What is asked ▸ Could you switch "rsi-tick-label" to "oscillator-tick-label" in the items, starting at the first line and ending at the line that contains "candle-body xyxy=(355,292,359,302)", and give those lines again with nothing else changed?
— START Extracted entries —
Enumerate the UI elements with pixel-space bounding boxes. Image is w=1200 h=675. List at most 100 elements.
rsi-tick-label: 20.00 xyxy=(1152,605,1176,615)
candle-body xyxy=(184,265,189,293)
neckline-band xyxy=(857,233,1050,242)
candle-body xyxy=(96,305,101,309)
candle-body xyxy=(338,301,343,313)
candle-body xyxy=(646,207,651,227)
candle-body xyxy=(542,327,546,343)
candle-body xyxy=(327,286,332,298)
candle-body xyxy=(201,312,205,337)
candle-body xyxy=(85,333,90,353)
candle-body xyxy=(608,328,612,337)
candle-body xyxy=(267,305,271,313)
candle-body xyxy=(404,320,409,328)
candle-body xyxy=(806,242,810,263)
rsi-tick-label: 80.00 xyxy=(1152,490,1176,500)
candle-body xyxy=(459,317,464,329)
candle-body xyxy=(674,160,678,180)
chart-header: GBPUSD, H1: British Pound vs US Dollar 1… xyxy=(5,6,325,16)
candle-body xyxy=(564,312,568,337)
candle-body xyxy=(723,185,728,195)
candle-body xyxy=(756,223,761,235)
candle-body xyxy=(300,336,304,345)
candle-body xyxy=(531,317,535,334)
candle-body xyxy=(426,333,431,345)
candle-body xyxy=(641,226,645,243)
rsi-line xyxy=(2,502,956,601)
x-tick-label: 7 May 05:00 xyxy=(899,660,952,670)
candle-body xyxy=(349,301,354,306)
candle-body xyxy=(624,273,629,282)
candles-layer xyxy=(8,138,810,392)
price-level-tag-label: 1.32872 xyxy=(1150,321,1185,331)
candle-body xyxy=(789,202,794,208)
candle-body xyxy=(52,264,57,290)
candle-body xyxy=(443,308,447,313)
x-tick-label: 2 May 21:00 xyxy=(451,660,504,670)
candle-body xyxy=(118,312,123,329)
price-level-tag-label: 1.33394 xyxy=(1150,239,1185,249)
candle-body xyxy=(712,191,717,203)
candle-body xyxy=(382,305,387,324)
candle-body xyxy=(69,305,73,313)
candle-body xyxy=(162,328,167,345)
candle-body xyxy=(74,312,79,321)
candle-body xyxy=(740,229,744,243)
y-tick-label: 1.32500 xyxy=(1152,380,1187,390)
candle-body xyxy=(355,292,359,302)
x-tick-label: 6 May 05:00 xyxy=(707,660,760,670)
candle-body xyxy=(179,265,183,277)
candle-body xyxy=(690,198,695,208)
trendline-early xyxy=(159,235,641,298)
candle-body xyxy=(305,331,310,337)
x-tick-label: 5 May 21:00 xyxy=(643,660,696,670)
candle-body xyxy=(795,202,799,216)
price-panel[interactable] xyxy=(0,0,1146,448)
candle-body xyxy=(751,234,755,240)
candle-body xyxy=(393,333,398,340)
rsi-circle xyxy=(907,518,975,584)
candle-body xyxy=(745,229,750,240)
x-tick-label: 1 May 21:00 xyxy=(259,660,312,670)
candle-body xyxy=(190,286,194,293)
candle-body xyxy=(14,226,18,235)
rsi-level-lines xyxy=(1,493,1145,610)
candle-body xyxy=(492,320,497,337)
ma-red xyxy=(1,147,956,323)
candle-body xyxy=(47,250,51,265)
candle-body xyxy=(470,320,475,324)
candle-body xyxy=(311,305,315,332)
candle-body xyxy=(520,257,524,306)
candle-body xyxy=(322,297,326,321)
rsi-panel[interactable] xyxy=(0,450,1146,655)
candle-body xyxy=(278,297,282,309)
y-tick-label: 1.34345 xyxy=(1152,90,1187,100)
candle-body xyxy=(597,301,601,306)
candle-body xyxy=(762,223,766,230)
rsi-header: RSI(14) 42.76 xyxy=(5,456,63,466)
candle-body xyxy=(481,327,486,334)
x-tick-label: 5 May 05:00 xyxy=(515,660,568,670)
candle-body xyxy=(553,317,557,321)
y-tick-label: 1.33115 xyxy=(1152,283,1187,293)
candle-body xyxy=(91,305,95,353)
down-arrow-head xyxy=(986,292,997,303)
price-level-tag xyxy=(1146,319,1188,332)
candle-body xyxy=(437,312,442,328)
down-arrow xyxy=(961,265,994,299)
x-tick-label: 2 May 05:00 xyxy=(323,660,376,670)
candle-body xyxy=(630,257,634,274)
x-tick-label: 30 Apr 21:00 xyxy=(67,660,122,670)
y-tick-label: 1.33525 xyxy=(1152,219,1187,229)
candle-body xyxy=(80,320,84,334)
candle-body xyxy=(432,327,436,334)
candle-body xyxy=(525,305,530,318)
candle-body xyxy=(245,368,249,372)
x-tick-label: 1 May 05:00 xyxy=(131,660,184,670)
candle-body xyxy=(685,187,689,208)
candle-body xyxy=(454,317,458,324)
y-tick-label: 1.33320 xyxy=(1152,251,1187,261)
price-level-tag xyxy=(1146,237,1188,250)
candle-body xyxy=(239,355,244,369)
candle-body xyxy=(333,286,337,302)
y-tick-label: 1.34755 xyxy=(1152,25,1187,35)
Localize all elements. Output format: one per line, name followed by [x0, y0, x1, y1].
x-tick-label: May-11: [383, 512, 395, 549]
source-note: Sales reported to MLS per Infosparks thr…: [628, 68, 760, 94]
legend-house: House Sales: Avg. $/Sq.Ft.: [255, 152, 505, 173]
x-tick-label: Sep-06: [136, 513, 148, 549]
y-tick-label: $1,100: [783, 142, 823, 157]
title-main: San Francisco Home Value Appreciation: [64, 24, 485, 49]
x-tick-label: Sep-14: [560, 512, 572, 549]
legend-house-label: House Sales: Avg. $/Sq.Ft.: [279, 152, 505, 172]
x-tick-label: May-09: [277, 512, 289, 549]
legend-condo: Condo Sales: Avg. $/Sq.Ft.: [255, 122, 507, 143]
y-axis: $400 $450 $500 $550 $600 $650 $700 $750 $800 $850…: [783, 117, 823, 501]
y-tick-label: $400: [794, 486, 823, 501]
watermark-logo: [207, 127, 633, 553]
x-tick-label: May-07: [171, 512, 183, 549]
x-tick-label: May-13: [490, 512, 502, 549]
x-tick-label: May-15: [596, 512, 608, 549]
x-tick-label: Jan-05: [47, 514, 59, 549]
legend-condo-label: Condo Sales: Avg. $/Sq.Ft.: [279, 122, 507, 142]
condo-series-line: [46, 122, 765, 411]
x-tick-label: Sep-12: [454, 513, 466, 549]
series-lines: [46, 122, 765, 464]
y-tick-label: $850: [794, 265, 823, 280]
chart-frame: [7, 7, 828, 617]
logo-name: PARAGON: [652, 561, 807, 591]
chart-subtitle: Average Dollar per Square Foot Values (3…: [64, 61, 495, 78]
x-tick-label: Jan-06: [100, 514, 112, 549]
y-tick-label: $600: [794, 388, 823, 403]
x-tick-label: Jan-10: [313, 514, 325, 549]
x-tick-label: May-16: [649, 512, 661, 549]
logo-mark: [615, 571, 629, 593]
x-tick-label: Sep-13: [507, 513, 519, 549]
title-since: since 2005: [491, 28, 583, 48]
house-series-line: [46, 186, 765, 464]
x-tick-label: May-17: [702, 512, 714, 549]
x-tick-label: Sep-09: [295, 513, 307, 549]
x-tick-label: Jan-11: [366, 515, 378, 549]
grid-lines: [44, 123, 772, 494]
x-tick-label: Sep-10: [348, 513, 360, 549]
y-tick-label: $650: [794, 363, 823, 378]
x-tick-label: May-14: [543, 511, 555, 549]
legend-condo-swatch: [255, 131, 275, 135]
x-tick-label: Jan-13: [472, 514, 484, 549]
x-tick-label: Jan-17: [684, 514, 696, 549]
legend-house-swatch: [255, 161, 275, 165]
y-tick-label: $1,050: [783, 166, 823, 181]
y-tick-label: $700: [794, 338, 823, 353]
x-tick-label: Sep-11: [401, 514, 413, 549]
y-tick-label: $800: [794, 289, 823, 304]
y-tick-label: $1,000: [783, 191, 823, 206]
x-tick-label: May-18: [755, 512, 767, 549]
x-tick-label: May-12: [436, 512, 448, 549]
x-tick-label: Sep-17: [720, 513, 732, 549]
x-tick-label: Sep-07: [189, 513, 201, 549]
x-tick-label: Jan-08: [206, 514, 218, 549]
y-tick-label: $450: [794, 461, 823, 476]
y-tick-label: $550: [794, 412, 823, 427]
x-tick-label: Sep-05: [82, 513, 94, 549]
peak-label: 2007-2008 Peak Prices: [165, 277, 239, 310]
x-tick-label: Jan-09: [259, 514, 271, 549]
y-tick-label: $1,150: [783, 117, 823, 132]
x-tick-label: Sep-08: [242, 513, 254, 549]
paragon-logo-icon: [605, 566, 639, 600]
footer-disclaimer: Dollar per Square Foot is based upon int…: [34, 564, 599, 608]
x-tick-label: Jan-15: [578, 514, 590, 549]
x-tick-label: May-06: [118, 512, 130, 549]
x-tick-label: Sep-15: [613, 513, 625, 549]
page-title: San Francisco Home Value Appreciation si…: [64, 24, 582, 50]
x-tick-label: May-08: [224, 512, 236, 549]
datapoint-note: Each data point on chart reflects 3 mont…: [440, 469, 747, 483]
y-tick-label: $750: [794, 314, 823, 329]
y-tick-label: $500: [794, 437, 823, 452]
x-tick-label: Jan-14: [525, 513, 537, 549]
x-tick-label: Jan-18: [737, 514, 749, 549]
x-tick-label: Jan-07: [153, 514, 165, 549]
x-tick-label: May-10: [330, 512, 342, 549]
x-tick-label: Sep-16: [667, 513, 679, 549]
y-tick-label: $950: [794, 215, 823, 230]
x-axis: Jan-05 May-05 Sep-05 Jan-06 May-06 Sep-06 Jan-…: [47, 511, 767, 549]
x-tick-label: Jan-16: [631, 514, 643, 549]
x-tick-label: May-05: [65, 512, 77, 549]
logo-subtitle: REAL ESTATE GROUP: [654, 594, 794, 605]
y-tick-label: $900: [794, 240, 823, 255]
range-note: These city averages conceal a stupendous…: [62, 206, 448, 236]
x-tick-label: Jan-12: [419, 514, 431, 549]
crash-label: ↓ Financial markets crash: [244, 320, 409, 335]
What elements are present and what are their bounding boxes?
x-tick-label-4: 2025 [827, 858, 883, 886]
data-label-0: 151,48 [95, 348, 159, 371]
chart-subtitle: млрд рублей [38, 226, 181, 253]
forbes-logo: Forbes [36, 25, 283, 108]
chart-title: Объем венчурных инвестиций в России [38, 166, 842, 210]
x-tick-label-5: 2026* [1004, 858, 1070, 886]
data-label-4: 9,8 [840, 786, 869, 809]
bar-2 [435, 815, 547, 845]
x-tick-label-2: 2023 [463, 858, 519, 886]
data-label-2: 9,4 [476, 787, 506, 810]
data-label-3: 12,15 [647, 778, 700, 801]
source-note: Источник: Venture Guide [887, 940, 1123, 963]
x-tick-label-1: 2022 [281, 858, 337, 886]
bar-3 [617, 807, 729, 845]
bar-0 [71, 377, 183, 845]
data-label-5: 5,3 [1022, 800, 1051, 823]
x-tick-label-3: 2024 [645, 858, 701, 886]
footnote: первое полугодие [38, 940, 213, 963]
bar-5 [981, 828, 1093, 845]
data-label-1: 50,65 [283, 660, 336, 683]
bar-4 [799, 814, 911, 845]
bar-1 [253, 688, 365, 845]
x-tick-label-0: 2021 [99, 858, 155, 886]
— END Extracted entries —
Exercise result ▸
Enumerate the UI elements with pixel-space bounding boxes. Image is w=1200 h=675. List at most 100 elements.
oscillator-tick-label: 20.00 xyxy=(1152,605,1176,615)
candle-body xyxy=(184,265,189,293)
neckline-band xyxy=(857,233,1050,242)
candle-body xyxy=(96,305,101,309)
candle-body xyxy=(338,301,343,313)
candle-body xyxy=(646,207,651,227)
candle-body xyxy=(542,327,546,343)
candle-body xyxy=(327,286,332,298)
candle-body xyxy=(201,312,205,337)
candle-body xyxy=(85,333,90,353)
candle-body xyxy=(608,328,612,337)
candle-body xyxy=(267,305,271,313)
candle-body xyxy=(404,320,409,328)
candle-body xyxy=(806,242,810,263)
oscillator-tick-label: 80.00 xyxy=(1152,490,1176,500)
candle-body xyxy=(459,317,464,329)
candle-body xyxy=(674,160,678,180)
chart-header: GBPUSD, H1: British Pound vs US Dollar 1… xyxy=(5,6,325,16)
candle-body xyxy=(564,312,568,337)
candle-body xyxy=(723,185,728,195)
candle-body xyxy=(756,223,761,235)
candle-body xyxy=(300,336,304,345)
candle-body xyxy=(531,317,535,334)
candle-body xyxy=(426,333,431,345)
candle-body xyxy=(641,226,645,243)
rsi-line xyxy=(2,502,956,601)
x-tick-label: 7 May 05:00 xyxy=(899,660,952,670)
candle-body xyxy=(349,301,354,306)
candle-body xyxy=(624,273,629,282)
candles-layer xyxy=(8,138,810,392)
price-level-tag-label: 1.32872 xyxy=(1150,321,1185,331)
candle-body xyxy=(789,202,794,208)
candle-body xyxy=(52,264,57,290)
candle-body xyxy=(443,308,447,313)
x-tick-label: 2 May 21:00 xyxy=(451,660,504,670)
candle-body xyxy=(118,312,123,329)
price-level-tag-label: 1.33394 xyxy=(1150,239,1185,249)
candle-body xyxy=(712,191,717,203)
candle-body xyxy=(382,305,387,324)
candle-body xyxy=(69,305,73,313)
candle-body xyxy=(162,328,167,345)
candle-body xyxy=(74,312,79,321)
candle-body xyxy=(740,229,744,243)
y-tick-label: 1.32500 xyxy=(1152,380,1187,390)
candle-body xyxy=(355,292,359,302)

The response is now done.